EXTRACT PROVIDED:

———

But wait.. What really is Kafka?

Apache Kafka is an open-source distributed streaming system used for stream processing, real-time data pipelines, and data integration at scale. It combines two messaging models, queuing and publish-subscribe, which provides advantage of being distributed along with highly scalability.

Kafka Terminology:

Before diving into Apache Kafka, familiarize yourself with these essential terms:

Message

Message is a array of bytes that is sent via a producer to a consumer

Topics

Messages are usually grouped/organized within a topic which are persisted on a physical storage

Producers

Producers publishes the messages attaching it to a topic

Consumers

Consumers usually subscribe to one or more topics to fetch/receive data published by the Producer from the beginning or in real-time

Streams

A combination of producer and consumer. Usually used to pre-process the message published via consumer and then publish it further to the consumer via different topic

Connector

They are used for creating reusable producers or consumers that connect kafka topics to existing data applications

What is Machine Learning?

Machine learning is a subfield of artificial intelligence that gives computers the ability to learn without explicitly being programmed.

Now, to learn more about how kafka can work with Machine Learning, we will see the code implementation in next section.

We will be using Confluent-kafka for this example. You must install and run the Zookeeper server and Kafka server before running this example code.

———

TASKS TO CARRY OUT:
**A.** Check each statement against the Kafka excerpt above, answering yes or no and quoting the words that decide it: (i) Kafka combines the queuing and publish-subscribe messaging models. (ii) Messages within a topic are held only in memory. (iii) Connectors are used to create reusable producers or consumers.
**B.** Write the next part of the excerpt above on Kafka and machine learning, picking up right after its last sentence.

———

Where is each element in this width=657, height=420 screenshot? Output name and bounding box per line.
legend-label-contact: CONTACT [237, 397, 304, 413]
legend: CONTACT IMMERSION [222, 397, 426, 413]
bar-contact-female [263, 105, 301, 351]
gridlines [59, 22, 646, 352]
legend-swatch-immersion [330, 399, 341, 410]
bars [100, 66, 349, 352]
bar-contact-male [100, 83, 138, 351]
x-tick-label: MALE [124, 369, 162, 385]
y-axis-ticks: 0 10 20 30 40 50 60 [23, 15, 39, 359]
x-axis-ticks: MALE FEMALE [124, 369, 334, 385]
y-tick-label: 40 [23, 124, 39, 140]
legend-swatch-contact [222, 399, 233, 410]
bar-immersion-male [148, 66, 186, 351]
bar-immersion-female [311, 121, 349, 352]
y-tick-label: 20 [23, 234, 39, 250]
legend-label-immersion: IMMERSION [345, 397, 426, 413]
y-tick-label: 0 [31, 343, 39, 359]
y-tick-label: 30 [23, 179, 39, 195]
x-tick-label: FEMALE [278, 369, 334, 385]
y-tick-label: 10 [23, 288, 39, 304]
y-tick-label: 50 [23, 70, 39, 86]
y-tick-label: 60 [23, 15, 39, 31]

———

TASK-BY-TASK OUTPUTS:
**A.**
(i) Yes: "It combines two messaging models, queuing and publish-subscribe"
(ii) No: "which are persisted on a physical storage"
(iii) Yes: "They are used for creating reusable producers or consumers that connect kafka topics to existing data applications"

**B.**
kafka-producer.py

from confluent_kafka import Producer
import time
import socket

conf = {'bootstrap.servers': 'localhost:9092',
        'client.id': socket.gethostname()}

producer = Producer(conf)

Here, we have given the configuration to the Producer to establish the connection with the kafka cluster.

def acked(err, msg):
    if err is not None:
        print("Failed to deliver message: %s: %s" % (str(msg), str(err)))
    else:
        print("Message produced: %s" % (str(msg)))

We can also have a callback method to call if the message is failed to produce.

while True:
    msg = input("Enter the message:")
    producer.produce('comm-line', key="text", value=msg, callback=acked)

Here, we will take the input from the user in real-time to publish in the topic “comm-line”.

kafka-streamer.py

from confluent_kafka import Consumer, Producer
from transformers import pipeline
import socket

# Consumer
consumer_conf = {'bootstrap.servers': 'localhost:9092',
        'group.id': 'streamer1',
        'auto.offset.reset': 'smallest'}

consumer = Consumer(consumer_conf)
consumer.subscribe(['comm-line'])

# Producer
producer_conf = {'bootstrap.servers': 'localhost:9092',
        'client.id': socket.gethostname()}

producer = Producer(producer_conf)

Initialized a producer and a consumer.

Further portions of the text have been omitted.